*Exercises to complete*.
**a)** Duplicate the part of the mixture density network notebook that opens with the words containing "I learn MDN" and closes with "contains multiples dimentions.".
**b)** In the mixture density network notebook, list every module brought in with an import statement.
**c)** Pick up the mixture density network notebook after its last line and write what comes next.

*Page extract*.
-------------------------
I learn MDN thanks to this post from @hardmaru
Source: http://blog.otoro.net/2015/11/24/mixture-density-networks-with-tensorflow/ I recomand to read his post first.
I took his code and adapted it so it can generate an output that contains multiples dimentions.
In [1]:
import matplotlib.pyplot as plt
import numpy as np
import tensorflow as tf
import math
In [2]:
def tf_assert_shape(tensors, requested_shape):
if not type(tensors) is list:
tensors = [tensors]
for tensor in tensors:
shape = tensor.get_shape().as_list()
error_msg = 'Tensor {} has shape {} while shape {} was requested'.format(tensor.name, shape, requested_shape)
assert shape == requested_shape, error_msg
In [3]:
BATCH_SIZE = 2500
NSAMPLE = BATCH_SIZE
DIM = 3 # number of dimentions
In [4]:
offset_data = np.float32(np.linspace(-10, 10, num=DIM))
y_data_one = np.float32(np.random.uniform(-10, 10, (NSAMPLE, 1)))
-------------------------
*Supplied records*.
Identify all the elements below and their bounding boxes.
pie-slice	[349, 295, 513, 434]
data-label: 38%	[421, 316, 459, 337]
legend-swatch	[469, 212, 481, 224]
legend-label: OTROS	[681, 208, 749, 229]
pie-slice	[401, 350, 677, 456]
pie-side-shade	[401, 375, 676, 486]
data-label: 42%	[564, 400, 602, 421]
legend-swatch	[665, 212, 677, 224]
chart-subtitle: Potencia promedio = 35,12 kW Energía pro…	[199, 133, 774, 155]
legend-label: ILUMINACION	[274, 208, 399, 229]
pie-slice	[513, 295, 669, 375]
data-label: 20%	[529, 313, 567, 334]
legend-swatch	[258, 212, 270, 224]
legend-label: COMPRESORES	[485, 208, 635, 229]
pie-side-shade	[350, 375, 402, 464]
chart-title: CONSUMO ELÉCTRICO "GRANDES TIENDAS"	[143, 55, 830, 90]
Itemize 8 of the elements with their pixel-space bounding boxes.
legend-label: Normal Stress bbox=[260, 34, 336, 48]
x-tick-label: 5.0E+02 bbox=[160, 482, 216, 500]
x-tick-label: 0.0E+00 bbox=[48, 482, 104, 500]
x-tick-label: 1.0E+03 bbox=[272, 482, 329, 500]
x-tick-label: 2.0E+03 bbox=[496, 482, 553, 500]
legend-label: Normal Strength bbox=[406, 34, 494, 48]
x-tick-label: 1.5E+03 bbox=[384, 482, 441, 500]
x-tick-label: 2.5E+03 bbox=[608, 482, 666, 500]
-------------------------
*Task answers*.
**a)**
I learn MDN thanks to this post from @hardmaru
Source: http://blog.otoro.net/2015/11/24/mixture-density-networks-with-tensorflow/ I recomand to read his post first.
I took his code and adapted it so it can generate an output that contains multiples dimentions.

**b)** matplotlib.pyplot (as plt), numpy (as np), tensorflow (as tf), math

**c)**
y_data = np.float32(np.random.uniform(-10, 10, (NSAMPLE, DIM)))
r_x = np.float32(np.random.normal(size=(NSAMPLE, 1)))
r_y = np.float32(np.random.normal(size=(NSAMPLE, 3)))
x_data= np.float32(np.sin(0.75*y_data_one)*7.0+y_data_one*1+r_x*0.4)
y_data[:,0] = y_data_one[:,0]
y_data[:,1] = y_data_one[:,0]
y_data[:,2] = y_data_one[:,0]
y_data = y_data + offset_data + r_y*0.4
plt.figure(figsize=(8, 8))
plt.plot(x_data , y_data[:,0],'ro', alpha=0.3)
plt.plot(x_data , y_data[:,1],'go', alpha=0.3)
plt.plot(x_data , y_data[:,2],'bo', alpha=0.3)
plt.show()
The model is a simple multilayer perceptrons with one hidden layer.
But instead of outputing one value for every output dimention, the neural network estimate the distribution of the output using a mixture au gaussian.
So the number of output neurons needed for one value is KMIX * 3, where KMIX is the number of guaussian needed to model the distribution and 3 because each gaussian is defined by 3 values: pi, mu and sigma.
The model is defined in two part.
In [5]:
NHIDDEN = 24
STDEV = 0.5
KMIX = 10 # number of mixtures
NOUT = KMIX * DIM * 3 # pi, mu, sigma
FLOAT_TYPE = tf.float64
# Define input (x) and output (y)
# output can be higher dimension than x
x = tf.placeholder(dtype=FLOAT_TYPE, shape=[BATCH_SIZE, 1], name="x")
y = tf.placeholder(dtype=FLOAT_TYPE, shape=[BATCH_SIZE, DIM], name="y")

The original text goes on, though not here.